*WHAT YOU HAVE TO DO:* Determine how many lines of the data below contain "color", then give only that number.

— start —

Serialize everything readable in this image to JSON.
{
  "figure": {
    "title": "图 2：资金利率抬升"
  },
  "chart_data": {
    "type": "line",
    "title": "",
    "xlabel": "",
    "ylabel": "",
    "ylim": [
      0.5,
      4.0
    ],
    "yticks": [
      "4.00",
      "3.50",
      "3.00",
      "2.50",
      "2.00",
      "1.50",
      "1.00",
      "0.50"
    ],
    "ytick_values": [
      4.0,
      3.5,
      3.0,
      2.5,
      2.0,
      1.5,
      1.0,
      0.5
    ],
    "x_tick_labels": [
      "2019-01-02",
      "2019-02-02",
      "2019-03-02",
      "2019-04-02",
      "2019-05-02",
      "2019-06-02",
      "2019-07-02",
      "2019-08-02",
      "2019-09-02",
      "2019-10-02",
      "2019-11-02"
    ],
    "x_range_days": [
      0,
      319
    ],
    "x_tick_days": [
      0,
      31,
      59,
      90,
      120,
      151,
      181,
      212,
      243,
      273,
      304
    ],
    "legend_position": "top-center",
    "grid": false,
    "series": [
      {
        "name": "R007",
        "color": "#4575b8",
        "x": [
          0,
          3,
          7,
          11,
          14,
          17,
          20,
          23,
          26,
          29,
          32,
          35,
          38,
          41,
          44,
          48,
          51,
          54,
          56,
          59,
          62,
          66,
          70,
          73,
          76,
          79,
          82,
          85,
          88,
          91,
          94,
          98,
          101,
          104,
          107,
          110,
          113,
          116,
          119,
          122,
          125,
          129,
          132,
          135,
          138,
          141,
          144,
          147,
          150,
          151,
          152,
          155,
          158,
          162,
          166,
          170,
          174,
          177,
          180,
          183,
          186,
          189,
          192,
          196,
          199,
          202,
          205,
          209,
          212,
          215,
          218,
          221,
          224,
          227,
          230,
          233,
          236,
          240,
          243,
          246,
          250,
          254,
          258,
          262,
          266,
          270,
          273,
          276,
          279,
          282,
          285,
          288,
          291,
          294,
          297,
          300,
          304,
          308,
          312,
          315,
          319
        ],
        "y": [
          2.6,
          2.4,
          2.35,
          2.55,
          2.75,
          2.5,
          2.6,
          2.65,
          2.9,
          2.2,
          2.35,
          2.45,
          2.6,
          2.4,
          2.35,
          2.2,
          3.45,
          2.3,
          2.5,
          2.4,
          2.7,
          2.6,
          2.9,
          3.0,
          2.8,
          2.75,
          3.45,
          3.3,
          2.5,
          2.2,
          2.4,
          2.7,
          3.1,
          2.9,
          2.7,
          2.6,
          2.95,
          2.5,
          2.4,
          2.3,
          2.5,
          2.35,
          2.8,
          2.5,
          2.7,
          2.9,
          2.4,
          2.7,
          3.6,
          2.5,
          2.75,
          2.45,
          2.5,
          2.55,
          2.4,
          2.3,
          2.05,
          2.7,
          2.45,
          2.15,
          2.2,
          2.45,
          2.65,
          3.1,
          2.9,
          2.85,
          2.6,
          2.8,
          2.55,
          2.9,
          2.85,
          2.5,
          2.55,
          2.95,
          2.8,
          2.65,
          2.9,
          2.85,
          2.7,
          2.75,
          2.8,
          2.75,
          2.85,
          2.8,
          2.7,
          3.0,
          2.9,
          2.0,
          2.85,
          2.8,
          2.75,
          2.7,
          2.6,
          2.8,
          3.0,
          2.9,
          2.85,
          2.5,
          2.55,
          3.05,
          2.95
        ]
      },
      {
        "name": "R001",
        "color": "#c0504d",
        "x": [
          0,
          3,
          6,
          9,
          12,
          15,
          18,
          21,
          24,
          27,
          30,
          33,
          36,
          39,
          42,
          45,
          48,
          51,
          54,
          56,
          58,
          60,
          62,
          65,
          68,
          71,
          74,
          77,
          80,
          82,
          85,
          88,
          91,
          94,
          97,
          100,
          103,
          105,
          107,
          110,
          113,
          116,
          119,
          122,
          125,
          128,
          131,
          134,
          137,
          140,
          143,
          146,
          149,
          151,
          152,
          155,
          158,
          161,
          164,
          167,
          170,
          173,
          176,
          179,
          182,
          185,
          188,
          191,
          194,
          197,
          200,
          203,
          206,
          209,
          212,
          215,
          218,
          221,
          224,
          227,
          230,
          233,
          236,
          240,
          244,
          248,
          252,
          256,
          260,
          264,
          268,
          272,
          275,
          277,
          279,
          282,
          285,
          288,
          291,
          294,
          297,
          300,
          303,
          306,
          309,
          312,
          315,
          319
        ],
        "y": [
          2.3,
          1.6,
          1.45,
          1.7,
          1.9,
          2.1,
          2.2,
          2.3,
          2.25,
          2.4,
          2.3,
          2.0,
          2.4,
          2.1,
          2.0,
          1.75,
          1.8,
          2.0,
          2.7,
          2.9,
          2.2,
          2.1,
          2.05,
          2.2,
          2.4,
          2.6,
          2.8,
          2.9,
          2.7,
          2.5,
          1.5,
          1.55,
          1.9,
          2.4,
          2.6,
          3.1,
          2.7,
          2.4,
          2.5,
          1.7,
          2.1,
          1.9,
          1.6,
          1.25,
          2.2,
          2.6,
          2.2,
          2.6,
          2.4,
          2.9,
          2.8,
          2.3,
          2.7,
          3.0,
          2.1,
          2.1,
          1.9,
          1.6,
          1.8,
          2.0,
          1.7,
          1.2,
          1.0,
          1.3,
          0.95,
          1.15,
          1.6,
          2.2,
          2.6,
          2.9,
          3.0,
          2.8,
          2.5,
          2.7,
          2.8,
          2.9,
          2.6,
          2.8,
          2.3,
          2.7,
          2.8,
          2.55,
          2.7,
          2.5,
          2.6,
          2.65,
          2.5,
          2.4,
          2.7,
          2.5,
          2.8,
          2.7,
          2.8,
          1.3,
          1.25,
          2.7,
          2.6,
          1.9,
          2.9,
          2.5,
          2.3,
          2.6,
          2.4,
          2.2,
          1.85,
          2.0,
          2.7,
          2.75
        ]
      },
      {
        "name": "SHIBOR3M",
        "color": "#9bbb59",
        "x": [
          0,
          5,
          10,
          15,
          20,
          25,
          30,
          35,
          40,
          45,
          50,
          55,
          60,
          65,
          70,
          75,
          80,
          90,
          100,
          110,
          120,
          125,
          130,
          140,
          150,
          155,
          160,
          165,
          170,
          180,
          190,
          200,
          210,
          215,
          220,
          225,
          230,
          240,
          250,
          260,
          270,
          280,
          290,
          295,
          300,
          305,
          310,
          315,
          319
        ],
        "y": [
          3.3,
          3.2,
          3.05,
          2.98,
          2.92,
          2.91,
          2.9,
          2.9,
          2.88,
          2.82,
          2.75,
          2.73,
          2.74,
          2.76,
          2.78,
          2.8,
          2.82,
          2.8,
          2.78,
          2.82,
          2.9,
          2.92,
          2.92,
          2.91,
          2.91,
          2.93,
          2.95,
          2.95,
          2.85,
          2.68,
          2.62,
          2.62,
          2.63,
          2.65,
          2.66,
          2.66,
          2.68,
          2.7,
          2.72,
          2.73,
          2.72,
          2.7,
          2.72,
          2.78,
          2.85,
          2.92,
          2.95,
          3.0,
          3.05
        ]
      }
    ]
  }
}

— end —

*EXPECTED ANSWER:* 3